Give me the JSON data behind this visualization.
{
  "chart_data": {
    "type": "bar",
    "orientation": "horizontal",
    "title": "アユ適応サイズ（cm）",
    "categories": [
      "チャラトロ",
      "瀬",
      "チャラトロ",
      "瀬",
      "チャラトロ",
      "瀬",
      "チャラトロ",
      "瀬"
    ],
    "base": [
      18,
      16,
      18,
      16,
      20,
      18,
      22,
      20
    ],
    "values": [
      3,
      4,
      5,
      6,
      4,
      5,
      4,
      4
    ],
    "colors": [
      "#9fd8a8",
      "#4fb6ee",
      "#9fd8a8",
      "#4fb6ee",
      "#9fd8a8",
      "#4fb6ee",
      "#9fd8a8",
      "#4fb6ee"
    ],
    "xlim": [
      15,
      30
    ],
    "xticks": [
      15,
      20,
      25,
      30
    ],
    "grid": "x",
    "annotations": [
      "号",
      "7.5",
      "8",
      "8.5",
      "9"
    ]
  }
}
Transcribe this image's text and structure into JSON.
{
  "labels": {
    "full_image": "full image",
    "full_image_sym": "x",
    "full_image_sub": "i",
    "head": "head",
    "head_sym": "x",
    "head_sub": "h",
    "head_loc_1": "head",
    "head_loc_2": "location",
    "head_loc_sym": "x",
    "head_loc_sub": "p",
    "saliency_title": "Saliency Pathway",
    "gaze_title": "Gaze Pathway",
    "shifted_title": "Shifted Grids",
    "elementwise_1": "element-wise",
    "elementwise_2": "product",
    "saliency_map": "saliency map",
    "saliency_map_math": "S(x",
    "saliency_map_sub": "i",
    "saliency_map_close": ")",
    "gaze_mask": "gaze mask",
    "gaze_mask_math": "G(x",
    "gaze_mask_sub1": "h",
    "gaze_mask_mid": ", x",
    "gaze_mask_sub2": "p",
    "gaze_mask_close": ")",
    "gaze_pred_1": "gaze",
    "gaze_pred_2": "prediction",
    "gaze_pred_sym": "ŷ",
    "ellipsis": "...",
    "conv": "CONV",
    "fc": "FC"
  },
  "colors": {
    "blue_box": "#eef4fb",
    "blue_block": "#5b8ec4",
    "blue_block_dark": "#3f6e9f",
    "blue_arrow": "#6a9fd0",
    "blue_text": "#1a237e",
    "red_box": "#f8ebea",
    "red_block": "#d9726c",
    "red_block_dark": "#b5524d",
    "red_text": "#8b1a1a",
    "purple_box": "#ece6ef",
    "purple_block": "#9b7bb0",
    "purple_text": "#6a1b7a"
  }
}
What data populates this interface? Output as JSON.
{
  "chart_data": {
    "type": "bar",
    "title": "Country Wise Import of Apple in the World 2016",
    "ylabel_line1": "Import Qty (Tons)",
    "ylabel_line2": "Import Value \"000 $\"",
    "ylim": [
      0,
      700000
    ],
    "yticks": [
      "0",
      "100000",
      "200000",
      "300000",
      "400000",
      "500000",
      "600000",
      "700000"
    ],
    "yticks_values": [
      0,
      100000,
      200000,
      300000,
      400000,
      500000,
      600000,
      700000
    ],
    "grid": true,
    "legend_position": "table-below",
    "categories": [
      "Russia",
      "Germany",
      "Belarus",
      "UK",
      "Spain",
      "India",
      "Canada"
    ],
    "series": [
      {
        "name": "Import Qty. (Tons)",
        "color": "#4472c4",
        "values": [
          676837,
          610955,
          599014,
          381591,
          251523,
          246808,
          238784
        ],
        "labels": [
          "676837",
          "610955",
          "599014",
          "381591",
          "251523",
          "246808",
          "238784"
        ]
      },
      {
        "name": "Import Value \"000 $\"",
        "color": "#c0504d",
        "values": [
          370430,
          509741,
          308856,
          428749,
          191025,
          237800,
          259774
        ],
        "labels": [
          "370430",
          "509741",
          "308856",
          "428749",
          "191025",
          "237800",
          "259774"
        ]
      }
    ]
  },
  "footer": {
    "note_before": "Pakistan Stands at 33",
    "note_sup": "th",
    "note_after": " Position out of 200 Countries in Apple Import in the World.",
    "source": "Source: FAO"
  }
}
##########
## What is required
Output each record exactly, leaving nothing out.

## Solution below
Give me the JSON data behind this visualization.
{
  "chart_data": {
    "type": "bar",
    "orientation": "horizontal",
    "title": "アユ適応サイズ（cm）",
    "categories": [
      "チャラトロ",
      "瀬",
      "チャラトロ",
      "瀬",
      "チャラトロ",
      "瀬",
      "チャラトロ",
      "瀬"
    ],
    "base": [
      18,
      16,
      18,
      16,
      20,
      18,
      22,
      20
    ],
    "values": [
      3,
      4,
      5,
      6,
      4,
      5,
      4,
      4
    ],
    "colors": [
      "#9fd8a8",
      "#4fb6ee",
      "#9fd8a8",
      "#4fb6ee",
      "#9fd8a8",
      "#4fb6ee",
      "#9fd8a8",
      "#4fb6ee"
    ],
    "xlim": [
      15,
      30
    ],
    "xticks": [
      15,
      20,
      25,
      30
    ],
    "grid": "x",
    "annotations": [
      "号",
      "7.5",
      "8",
      "8.5",
      "9"
    ]
  }
}
Transcribe this image's text and structure into JSON.
{
  "labels": {
    "full_image": "full image",
    "full_image_sym": "x",
    "full_image_sub": "i",
    "head": "head",
    "head_sym": "x",
    "head_sub": "h",
    "head_loc_1": "head",
    "head_loc_2": "location",
    "head_loc_sym": "x",
    "head_loc_sub": "p",
    "saliency_title": "Saliency Pathway",
    "gaze_title": "Gaze Pathway",
    "shifted_title": "Shifted Grids",
    "elementwise_1": "element-wise",
    "elementwise_2": "product",
    "saliency_map": "saliency map",
    "saliency_map_math": "S(x",
    "saliency_map_sub": "i",
    "saliency_map_close": ")",
    "gaze_mask": "gaze mask",
    "gaze_mask_math": "G(x",
    "gaze_mask_sub1": "h",
    "gaze_mask_mid": ", x",
    "gaze_mask_sub2": "p",
    "gaze_mask_close": ")",
    "gaze_pred_1": "gaze",
    "gaze_pred_2": "prediction",
    "gaze_pred_sym": "ŷ",
    "ellipsis": "...",
    "conv": "CONV",
    "fc": "FC"
  },
  "colors": {
    "blue_box": "#eef4fb",
    "blue_block": "#5b8ec4",
    "blue_block_dark": "#3f6e9f",
    "blue_arrow": "#6a9fd0",
    "blue_text": "#1a237e",
    "red_box": "#f8ebea",
    "red_block": "#d9726c",
    "red_block_dark": "#b5524d",
    "red_text": "#8b1a1a",
    "purple_box": "#ece6ef",
    "purple_block": "#9b7bb0",
    "purple_text": "#6a1b7a"
  }
}
What data populates this interface? Output as JSON.
{
  "chart_data": {
    "type": "bar",
    "title": "Country Wise Import of Apple in the World 2016",
    "ylabel_line1": "Import Qty (Tons)",
    "ylabel_line2": "Import Value \"000 $\"",
    "ylim": [
      0,
      700000
    ],
    "yticks": [
      "0",
      "100000",
      "200000",
      "300000",
      "400000",
      "500000",
      "600000",
      "700000"
    ],
    "yticks_values": [
      0,
      100000,
      200000,
      300000,
      400000,
      500000,
      600000,
      700000
    ],
    "grid": true,
    "legend_position": "table-below",
    "categories": [
      "Russia",
      "Germany",
      "Belarus",
      "UK",
      "Spain",
      "India",
      "Canada"
    ],
    "series": [
      {
        "name": "Import Qty. (Tons)",
        "color": "#4472c4",
        "values": [
          676837,
          610955,
          599014,
          381591,
          251523,
          246808,
          238784
        ],
        "labels": [
          "676837",
          "610955",
          "599014",
          "381591",
          "251523",
          "246808",
          "238784"
        ]
      },
      {
        "name": "Import Value \"000 $\"",
        "color": "#c0504d",
        "values": [
          370430,
          509741,
          308856,
          428749,
          191025,
          237800,
          259774
        ],
        "labels": [
          "370430",
          "509741",
          "308856",
          "428749",
          "191025",
          "237800",
          "259774"
        ]
      }
    ]
  },
  "footer": {
    "note_before": "Pakistan Stands at 33",
    "note_sup": "th",
    "note_after": " Position out of 200 Countries in Apple Import in the World.",
    "source": "Source: FAO"
  }
}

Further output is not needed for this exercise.